▶ **Required work**
Which lines in the records below contain the word "label"? Copy each one out.

▶ **Records shown**
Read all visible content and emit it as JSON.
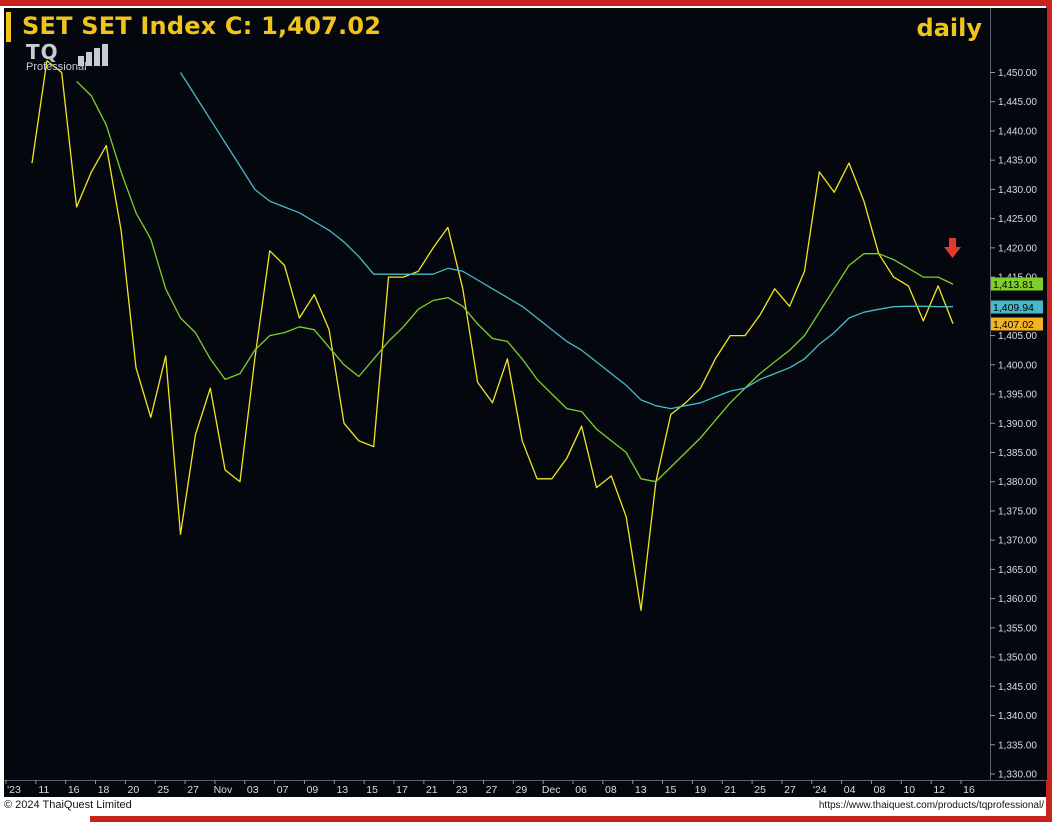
{
  "header": {
    "title": "SET  SET Index C: 1,407.02",
    "period": "daily",
    "logo_text": "TQ",
    "logo_subtext": "Professional"
  },
  "footer": {
    "copyright": "© 2024 ThaiQuest Limited",
    "url": "https://www.thaiquest.com/products/tqprofessional/"
  },
  "signal": {
    "icon": "red-down-arrow-icon",
    "color": "#e23a2a"
  },
  "colors": {
    "background": "#04080e",
    "close": "#f3e620",
    "ma_short": "#7ecf2a",
    "ma_long": "#49b8c9"
  },
  "chart_data": {
    "type": "line",
    "title": "SET  SET Index C: 1,407.02",
    "ylim": [
      1330,
      1450
    ],
    "y_ticks": [
      "1,330.00",
      "1,335.00",
      "1,340.00",
      "1,345.00",
      "1,350.00",
      "1,355.00",
      "1,360.00",
      "1,365.00",
      "1,370.00",
      "1,375.00",
      "1,380.00",
      "1,385.00",
      "1,390.00",
      "1,395.00",
      "1,400.00",
      "1,405.00",
      "1,410.00",
      "1,415.00",
      "1,420.00",
      "1,425.00",
      "1,430.00",
      "1,435.00",
      "1,440.00",
      "1,445.00",
      "1,450.00"
    ],
    "x_ticks": [
      "'23",
      "11",
      "16",
      "18",
      "20",
      "25",
      "27",
      "Nov",
      "03",
      "07",
      "09",
      "13",
      "15",
      "17",
      "21",
      "23",
      "27",
      "29",
      "Dec",
      "06",
      "08",
      "13",
      "15",
      "19",
      "21",
      "25",
      "27",
      "'24",
      "04",
      "08",
      "10",
      "12",
      "16"
    ],
    "last_values": [
      {
        "label": "1,413.81",
        "value": 1413.81,
        "color": "#7ecf2a"
      },
      {
        "label": "1,409.94",
        "value": 1409.94,
        "color": "#49b8c9"
      },
      {
        "label": "1,407.02",
        "value": 1407.02,
        "color": "#f3b21f"
      }
    ],
    "series": [
      {
        "color": "#f3e620",
        "values": [
          1434.5,
          1452,
          1450,
          1427,
          1433,
          1437.5,
          1423,
          1399.5,
          1391,
          1401.5,
          1371,
          1388,
          1396,
          1382,
          1380,
          1401,
          1419.5,
          1417,
          1408,
          1412,
          1406,
          1390,
          1387,
          1386,
          1415,
          1415,
          1416,
          1420,
          1423.5,
          1413,
          1397,
          1393.5,
          1401,
          1387,
          1380.5,
          1380.5,
          1384,
          1389.5,
          1379,
          1381,
          1374,
          1358,
          1380,
          1391.5,
          1393.5,
          1396,
          1401,
          1405,
          1405,
          1408.5,
          1413,
          1410,
          1416,
          1433,
          1429.5,
          1434.5,
          1428,
          1419,
          1415,
          1413.5,
          1407.5,
          1413.5,
          1407.02
        ]
      },
      {
        "color": "#7ecf2a",
        "values": [
          null,
          null,
          null,
          1448.5,
          1446,
          1441,
          1433,
          1426,
          1421.5,
          1413,
          1408,
          1405.5,
          1401,
          1397.5,
          1398.5,
          1402.5,
          1405,
          1405.5,
          1406.5,
          1406,
          1403,
          1400,
          1398,
          1401,
          1404,
          1406.5,
          1409.5,
          1411,
          1411.5,
          1410,
          1407,
          1404.5,
          1404,
          1401,
          1397.5,
          1395,
          1392.5,
          1392,
          1389,
          1387,
          1385,
          1380.5,
          1380,
          1382.5,
          1385,
          1387.5,
          1390.5,
          1393.5,
          1396,
          1398.5,
          1400.5,
          1402.5,
          1405,
          1409,
          1413,
          1417,
          1419,
          1419,
          1418,
          1416.5,
          1415,
          1415,
          1413.81
        ]
      },
      {
        "color": "#49b8c9",
        "values": [
          null,
          null,
          null,
          null,
          null,
          null,
          null,
          null,
          null,
          null,
          1450,
          1446,
          1442,
          1438,
          1434,
          1430,
          1428,
          1427,
          1426,
          1424.5,
          1423,
          1421,
          1418.5,
          1415.5,
          1415.5,
          1415.5,
          1415.5,
          1415.5,
          1416.5,
          1416,
          1414.5,
          1413,
          1411.5,
          1410,
          1408,
          1406,
          1404,
          1402.5,
          1400.5,
          1398.5,
          1396.5,
          1394,
          1393,
          1392.5,
          1393,
          1393.5,
          1394.5,
          1395.5,
          1396,
          1397.5,
          1398.5,
          1399.5,
          1401,
          1403.5,
          1405.5,
          1408,
          1409,
          1409.5,
          1409.94,
          1410,
          1410,
          1409.94,
          1409.94
        ]
      }
    ]
  }
}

▶ **Reply to the exercise**
        "label": "1,413.81",
        "label": "1,409.94",
        "label": "1,407.02",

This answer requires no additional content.